What to work on
What lines of the data include the string "document"? Copy them all.
******************************
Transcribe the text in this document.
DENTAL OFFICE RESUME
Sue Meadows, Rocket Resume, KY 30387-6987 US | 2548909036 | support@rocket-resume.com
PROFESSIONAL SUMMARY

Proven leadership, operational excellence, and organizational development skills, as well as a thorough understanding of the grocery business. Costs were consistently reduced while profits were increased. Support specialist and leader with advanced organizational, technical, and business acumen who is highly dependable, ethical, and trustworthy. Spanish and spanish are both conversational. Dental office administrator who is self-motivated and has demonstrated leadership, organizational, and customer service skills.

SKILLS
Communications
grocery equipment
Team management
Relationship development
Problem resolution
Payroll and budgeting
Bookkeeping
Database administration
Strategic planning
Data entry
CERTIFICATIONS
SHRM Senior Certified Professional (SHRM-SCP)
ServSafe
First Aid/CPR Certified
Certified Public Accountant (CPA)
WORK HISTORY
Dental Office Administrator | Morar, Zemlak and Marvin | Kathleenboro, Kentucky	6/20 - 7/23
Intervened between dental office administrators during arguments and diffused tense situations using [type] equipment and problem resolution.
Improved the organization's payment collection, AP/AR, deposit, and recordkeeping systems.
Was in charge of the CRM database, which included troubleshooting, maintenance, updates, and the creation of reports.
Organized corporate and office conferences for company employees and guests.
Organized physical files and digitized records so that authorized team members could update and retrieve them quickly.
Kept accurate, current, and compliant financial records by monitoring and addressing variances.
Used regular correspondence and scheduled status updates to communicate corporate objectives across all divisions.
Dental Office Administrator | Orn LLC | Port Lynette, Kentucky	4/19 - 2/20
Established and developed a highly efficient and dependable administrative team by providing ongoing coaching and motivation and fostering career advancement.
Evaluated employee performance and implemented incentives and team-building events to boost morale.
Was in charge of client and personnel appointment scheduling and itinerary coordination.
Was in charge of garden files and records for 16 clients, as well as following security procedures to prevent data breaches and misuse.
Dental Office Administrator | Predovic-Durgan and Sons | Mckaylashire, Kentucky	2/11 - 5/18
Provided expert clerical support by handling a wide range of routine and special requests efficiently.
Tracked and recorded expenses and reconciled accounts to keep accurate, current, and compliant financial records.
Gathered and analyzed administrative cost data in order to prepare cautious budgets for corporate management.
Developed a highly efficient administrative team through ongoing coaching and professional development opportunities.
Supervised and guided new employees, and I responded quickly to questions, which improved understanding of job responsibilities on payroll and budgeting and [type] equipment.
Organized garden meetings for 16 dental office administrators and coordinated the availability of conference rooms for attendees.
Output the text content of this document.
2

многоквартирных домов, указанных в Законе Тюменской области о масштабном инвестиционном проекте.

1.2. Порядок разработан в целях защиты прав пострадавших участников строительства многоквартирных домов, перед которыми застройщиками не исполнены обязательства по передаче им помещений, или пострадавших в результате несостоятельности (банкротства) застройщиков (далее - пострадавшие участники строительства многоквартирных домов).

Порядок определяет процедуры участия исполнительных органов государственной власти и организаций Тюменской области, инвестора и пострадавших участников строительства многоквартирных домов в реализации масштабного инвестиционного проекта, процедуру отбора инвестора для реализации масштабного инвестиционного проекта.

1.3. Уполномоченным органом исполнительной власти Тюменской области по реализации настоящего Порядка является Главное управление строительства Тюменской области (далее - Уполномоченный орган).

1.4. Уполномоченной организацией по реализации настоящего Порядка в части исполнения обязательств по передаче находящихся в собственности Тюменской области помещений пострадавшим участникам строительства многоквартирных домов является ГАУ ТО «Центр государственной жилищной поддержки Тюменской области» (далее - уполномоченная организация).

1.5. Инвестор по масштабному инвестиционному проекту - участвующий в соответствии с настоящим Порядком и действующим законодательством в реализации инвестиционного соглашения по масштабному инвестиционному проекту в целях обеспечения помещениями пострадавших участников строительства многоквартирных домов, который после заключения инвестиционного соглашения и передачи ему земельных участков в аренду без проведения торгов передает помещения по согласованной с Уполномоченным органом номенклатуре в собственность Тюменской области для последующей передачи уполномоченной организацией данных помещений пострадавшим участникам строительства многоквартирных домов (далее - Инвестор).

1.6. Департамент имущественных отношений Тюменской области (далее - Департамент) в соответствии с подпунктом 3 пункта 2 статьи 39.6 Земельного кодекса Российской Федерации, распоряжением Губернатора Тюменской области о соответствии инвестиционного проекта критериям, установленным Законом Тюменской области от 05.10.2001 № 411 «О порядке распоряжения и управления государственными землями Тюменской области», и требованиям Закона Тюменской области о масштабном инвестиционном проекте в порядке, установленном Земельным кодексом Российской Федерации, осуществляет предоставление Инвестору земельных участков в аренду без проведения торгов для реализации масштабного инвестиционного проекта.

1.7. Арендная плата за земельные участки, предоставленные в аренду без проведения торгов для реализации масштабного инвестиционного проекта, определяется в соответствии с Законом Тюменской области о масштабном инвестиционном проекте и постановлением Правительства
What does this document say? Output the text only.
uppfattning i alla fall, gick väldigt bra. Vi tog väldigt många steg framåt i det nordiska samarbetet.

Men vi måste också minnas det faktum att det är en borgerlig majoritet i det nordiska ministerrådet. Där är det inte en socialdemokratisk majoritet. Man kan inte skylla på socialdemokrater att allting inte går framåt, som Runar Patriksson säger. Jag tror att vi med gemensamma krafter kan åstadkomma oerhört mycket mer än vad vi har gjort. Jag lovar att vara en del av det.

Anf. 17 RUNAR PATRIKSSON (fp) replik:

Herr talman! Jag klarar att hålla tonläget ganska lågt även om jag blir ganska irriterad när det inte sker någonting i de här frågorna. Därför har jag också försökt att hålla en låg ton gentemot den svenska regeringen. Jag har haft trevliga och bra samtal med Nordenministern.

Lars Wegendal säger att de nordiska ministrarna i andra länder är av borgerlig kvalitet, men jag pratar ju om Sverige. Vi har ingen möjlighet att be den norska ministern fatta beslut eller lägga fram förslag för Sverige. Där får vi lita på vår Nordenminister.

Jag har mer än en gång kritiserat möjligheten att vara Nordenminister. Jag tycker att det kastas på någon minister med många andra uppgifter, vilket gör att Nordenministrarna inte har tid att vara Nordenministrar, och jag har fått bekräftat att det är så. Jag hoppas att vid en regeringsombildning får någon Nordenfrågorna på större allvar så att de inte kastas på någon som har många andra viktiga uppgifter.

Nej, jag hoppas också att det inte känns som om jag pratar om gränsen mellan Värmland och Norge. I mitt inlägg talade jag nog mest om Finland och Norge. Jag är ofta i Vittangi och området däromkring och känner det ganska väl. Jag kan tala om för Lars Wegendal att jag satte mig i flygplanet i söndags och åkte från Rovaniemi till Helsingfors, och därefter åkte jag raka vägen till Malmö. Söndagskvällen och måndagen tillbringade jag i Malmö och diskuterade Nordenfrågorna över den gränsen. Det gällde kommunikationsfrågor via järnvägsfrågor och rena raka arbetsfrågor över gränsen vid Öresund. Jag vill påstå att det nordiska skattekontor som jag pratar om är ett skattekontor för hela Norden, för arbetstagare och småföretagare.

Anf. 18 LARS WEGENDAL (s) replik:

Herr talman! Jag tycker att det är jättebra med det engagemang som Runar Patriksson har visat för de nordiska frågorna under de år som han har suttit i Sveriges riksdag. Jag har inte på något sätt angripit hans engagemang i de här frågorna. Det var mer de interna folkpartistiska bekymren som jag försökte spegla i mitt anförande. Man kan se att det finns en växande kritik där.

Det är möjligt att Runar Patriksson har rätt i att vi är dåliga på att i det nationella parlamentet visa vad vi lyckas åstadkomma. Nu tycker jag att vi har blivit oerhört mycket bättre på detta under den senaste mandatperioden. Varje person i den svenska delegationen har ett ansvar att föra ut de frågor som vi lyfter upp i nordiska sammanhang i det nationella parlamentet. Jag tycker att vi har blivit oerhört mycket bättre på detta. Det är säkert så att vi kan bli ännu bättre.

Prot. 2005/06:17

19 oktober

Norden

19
******************************
Task solution
Transcribe the text in this document.
Output the text content of this document.
What does this document say? Output the text only.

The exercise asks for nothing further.